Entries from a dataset
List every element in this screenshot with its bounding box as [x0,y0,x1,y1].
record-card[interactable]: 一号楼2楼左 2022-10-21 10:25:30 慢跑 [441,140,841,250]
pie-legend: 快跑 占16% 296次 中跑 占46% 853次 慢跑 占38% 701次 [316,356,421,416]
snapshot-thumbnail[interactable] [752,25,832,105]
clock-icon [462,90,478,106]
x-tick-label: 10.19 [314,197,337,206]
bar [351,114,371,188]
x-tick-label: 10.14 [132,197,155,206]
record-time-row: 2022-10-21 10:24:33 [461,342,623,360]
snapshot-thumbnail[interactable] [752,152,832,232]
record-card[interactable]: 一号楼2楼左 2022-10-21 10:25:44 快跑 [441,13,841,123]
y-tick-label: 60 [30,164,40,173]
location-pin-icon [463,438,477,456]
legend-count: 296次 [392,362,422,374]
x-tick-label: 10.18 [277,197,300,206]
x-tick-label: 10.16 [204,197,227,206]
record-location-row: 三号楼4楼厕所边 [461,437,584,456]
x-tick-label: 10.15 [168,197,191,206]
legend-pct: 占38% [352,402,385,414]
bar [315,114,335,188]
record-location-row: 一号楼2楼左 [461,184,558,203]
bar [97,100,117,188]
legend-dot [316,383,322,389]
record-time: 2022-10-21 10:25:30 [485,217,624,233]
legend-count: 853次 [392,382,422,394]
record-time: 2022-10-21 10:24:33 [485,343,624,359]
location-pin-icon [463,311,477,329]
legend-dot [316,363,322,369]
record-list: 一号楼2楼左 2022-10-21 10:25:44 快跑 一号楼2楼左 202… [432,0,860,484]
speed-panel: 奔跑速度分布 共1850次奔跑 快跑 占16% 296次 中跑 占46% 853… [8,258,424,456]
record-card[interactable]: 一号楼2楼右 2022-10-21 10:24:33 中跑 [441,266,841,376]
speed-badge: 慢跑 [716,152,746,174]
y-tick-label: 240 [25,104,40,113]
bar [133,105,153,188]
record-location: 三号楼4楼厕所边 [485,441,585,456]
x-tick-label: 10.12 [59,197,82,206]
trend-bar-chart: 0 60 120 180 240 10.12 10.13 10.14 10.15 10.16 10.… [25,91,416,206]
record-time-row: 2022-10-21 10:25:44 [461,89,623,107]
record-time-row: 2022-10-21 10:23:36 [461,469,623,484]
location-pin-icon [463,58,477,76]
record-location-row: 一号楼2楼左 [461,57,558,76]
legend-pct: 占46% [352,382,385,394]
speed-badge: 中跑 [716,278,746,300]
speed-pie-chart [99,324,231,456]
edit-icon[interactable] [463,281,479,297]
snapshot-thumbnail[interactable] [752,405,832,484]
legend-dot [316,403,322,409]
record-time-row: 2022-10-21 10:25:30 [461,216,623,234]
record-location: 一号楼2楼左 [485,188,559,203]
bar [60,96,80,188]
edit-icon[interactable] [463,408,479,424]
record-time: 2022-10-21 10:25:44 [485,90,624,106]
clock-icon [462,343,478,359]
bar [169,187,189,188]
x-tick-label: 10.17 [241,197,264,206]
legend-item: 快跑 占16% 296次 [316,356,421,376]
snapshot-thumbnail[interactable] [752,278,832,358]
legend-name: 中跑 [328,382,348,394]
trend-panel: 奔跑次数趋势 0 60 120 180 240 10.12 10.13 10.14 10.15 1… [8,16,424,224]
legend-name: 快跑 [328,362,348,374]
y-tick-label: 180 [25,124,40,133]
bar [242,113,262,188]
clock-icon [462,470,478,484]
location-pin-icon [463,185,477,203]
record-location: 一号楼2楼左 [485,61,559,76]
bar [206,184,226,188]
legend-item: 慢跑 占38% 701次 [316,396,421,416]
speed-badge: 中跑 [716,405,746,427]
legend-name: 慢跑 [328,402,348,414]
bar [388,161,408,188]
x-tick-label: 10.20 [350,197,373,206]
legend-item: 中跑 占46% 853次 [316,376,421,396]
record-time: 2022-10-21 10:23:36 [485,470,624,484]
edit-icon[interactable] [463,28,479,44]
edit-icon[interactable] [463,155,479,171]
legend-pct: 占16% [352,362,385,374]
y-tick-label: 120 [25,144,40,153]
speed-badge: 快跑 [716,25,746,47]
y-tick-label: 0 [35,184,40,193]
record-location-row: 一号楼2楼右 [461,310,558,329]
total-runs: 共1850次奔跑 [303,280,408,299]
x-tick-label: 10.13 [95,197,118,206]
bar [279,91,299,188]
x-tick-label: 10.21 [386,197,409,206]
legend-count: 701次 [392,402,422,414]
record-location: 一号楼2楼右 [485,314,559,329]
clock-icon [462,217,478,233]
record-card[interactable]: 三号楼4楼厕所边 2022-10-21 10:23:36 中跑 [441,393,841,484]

PROBLEM TO WORK ON. Can you write out the entries from the start through the line containing "x-tick-label: 10.15 [168,197,191,206]", both ends included, with "snapshot-thumbnail" swapped for "preview-image" and everything else left unchanged?

TASK RESULT.
List every element in this screenshot with its bounding box as [x0,y0,x1,y1].
record-card[interactable]: 一号楼2楼左 2022-10-21 10:25:30 慢跑 [441,140,841,250]
pie-legend: 快跑 占16% 296次 中跑 占46% 853次 慢跑 占38% 701次 [316,356,421,416]
preview-image[interactable] [752,25,832,105]
clock-icon [462,90,478,106]
x-tick-label: 10.19 [314,197,337,206]
bar [351,114,371,188]
x-tick-label: 10.14 [132,197,155,206]
record-time-row: 2022-10-21 10:24:33 [461,342,623,360]
preview-image[interactable] [752,152,832,232]
record-card[interactable]: 一号楼2楼左 2022-10-21 10:25:44 快跑 [441,13,841,123]
y-tick-label: 60 [30,164,40,173]
location-pin-icon [463,438,477,456]
legend-count: 296次 [392,362,422,374]
x-tick-label: 10.18 [277,197,300,206]
x-tick-label: 10.16 [204,197,227,206]
record-location-row: 三号楼4楼厕所边 [461,437,584,456]
x-tick-label: 10.15 [168,197,191,206]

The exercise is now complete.